INSTRUCTIONS FOR THE TASK: Filter the lines below and keep every one that contains the string "status". Case counts, so match only that exact capitalization.

** Start GIVEN ENTRIES **

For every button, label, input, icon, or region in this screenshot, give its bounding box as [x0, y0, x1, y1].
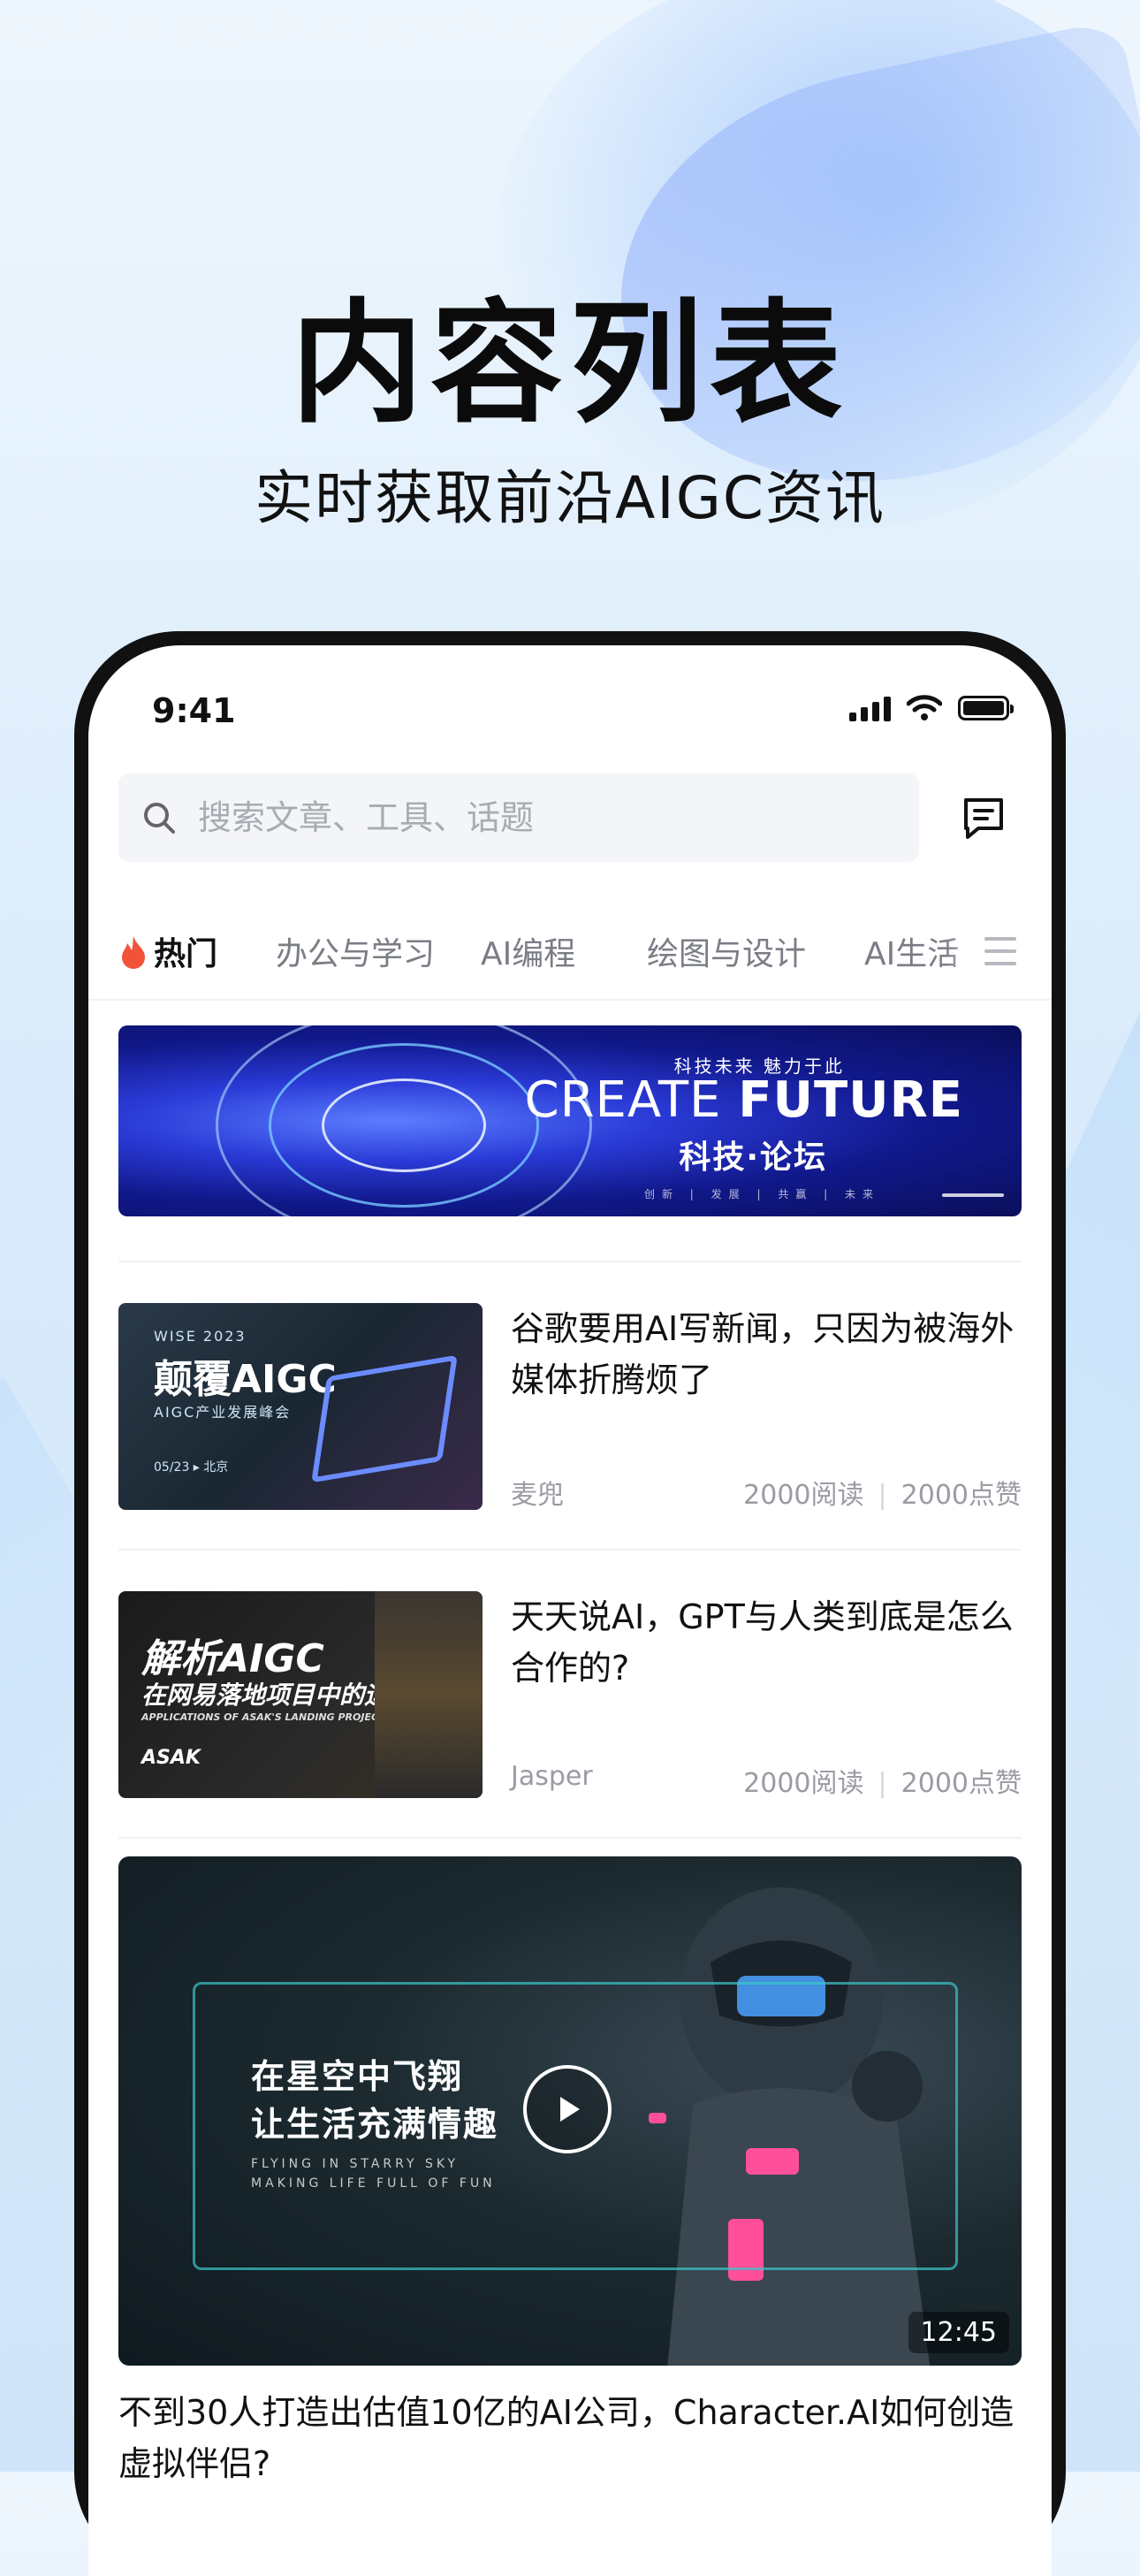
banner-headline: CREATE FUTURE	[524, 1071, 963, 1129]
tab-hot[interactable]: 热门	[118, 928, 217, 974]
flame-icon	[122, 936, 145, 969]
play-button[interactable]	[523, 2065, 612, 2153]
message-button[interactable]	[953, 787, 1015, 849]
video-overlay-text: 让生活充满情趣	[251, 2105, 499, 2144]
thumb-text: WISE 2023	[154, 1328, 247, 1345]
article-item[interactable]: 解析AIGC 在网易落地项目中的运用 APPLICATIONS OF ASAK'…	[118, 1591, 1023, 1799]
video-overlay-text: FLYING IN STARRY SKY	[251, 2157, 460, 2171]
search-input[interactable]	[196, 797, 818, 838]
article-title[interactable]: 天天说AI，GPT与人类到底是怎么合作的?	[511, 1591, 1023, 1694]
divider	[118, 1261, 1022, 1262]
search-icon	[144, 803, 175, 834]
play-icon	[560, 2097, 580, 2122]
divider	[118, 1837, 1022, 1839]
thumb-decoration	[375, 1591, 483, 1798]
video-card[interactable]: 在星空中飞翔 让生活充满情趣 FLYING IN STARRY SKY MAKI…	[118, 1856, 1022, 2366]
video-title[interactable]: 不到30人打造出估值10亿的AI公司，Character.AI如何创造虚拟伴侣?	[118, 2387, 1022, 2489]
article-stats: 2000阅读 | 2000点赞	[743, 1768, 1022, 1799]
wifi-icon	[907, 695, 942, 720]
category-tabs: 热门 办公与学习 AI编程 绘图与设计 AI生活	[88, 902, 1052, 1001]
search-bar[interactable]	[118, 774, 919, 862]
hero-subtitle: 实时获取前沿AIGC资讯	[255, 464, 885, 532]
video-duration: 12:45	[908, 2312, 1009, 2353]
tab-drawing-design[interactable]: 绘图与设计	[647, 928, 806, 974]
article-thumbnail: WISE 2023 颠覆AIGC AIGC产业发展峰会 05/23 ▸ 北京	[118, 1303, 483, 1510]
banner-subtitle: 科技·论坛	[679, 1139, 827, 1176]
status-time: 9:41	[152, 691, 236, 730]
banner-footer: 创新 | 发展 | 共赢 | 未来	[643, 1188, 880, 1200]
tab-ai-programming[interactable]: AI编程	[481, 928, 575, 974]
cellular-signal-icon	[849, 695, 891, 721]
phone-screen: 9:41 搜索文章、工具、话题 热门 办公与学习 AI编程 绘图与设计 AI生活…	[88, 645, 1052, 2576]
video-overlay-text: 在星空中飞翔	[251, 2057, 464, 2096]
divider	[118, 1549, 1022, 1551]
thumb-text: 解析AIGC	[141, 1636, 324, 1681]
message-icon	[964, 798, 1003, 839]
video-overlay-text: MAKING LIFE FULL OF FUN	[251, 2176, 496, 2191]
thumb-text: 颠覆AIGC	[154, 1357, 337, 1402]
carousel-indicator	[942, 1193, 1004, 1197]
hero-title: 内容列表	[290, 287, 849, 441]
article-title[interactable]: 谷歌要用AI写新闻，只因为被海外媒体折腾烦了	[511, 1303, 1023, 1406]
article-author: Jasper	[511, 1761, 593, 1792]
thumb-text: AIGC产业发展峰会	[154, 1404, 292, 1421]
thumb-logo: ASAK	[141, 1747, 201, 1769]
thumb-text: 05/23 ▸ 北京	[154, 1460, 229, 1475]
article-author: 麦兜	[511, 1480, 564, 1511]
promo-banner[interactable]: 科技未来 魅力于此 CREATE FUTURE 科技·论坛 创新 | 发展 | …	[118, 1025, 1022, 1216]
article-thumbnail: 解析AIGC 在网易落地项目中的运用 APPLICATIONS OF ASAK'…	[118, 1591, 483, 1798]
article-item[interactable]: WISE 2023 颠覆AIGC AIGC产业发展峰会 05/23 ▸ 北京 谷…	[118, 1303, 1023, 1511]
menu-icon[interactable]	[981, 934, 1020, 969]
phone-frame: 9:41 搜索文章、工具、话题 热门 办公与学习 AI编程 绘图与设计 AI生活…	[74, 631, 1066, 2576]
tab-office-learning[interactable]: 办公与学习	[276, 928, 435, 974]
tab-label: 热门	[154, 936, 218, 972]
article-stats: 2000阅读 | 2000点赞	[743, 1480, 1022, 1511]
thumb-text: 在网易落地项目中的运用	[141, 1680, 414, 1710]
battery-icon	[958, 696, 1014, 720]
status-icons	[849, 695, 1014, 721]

** End GIVEN ENTRIES **
** Start GIVEN ENTRIES **

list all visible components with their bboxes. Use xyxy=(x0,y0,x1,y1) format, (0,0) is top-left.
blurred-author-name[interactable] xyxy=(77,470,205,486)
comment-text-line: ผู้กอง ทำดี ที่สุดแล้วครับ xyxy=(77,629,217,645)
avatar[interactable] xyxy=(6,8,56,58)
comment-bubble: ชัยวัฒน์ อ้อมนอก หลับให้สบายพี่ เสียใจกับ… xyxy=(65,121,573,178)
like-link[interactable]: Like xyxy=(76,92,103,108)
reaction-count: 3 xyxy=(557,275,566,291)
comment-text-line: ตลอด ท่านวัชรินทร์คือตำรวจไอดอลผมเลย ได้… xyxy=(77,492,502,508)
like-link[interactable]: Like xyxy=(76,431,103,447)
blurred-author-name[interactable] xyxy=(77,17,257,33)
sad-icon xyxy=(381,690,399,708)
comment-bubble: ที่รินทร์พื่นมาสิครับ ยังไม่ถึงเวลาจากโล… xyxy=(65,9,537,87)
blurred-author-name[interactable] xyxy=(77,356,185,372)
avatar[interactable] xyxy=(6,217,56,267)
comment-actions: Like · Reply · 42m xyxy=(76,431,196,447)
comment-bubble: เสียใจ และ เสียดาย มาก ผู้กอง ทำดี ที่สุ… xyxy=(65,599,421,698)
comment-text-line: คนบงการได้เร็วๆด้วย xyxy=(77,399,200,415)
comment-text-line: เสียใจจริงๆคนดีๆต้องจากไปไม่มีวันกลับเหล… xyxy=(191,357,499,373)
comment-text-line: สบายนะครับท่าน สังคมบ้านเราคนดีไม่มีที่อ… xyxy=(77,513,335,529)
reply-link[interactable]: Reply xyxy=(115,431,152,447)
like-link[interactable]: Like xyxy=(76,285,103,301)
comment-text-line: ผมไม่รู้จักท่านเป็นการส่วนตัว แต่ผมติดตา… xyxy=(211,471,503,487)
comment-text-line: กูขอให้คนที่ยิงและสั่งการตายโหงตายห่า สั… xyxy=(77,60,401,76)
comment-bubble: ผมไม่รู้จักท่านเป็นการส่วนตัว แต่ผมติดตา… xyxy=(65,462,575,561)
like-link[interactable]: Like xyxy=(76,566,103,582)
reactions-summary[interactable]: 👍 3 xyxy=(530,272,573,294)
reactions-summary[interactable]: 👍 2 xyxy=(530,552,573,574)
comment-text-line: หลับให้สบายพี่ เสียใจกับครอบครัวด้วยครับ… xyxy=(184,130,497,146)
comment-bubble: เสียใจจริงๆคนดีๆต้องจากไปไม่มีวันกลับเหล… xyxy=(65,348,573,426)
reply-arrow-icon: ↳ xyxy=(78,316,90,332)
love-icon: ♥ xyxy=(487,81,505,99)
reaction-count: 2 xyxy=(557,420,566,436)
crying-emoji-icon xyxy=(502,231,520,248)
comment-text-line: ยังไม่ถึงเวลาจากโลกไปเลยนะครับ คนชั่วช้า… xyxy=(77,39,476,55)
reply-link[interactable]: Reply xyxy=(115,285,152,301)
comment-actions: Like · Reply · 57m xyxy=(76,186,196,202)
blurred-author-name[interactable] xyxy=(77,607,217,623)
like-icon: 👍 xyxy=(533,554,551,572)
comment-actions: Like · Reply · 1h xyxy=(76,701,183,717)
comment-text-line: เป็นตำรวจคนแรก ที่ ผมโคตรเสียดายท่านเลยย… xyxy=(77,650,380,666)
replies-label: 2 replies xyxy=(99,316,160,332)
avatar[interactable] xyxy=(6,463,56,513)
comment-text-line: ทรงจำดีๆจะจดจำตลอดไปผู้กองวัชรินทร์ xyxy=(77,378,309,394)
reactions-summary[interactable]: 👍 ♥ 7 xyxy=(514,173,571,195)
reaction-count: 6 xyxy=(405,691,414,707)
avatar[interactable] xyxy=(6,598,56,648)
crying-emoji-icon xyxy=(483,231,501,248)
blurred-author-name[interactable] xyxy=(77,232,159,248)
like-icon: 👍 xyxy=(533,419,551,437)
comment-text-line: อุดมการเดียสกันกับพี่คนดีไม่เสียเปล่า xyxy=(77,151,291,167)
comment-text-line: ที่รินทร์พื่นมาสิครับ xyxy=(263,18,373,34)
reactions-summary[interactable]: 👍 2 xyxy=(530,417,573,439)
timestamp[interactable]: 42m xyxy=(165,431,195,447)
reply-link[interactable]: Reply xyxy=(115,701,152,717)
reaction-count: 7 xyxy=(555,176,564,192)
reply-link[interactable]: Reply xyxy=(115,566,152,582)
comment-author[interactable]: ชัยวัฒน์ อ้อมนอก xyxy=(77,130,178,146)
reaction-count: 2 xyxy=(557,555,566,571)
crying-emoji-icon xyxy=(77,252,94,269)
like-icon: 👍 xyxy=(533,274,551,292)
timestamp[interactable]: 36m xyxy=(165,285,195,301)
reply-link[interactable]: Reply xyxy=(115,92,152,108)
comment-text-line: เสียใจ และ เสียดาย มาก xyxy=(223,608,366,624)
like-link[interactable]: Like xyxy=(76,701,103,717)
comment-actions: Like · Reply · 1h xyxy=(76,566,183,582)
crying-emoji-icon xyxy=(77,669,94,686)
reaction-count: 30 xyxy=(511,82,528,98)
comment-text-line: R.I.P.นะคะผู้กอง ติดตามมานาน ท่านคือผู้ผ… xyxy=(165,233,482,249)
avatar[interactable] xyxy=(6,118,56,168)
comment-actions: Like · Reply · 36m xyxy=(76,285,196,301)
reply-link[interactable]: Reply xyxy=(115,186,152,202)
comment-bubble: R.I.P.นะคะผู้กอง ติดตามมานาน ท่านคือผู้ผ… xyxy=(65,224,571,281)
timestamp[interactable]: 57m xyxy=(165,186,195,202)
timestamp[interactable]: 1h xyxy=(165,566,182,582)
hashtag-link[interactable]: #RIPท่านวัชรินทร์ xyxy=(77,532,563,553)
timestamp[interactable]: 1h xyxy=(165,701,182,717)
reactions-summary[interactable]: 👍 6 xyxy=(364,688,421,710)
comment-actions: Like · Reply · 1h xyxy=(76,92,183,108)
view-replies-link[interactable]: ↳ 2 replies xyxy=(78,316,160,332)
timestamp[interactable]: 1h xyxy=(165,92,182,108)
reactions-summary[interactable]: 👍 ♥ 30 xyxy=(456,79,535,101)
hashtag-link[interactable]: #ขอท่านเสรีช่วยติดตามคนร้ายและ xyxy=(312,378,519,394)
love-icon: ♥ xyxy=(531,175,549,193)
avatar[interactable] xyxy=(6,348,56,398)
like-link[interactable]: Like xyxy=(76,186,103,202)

** End GIVEN ENTRIES **

WRITTEN ANSWER:
status-time: 9:41	[152, 691, 236, 730]
status-icons	[849, 695, 1014, 721]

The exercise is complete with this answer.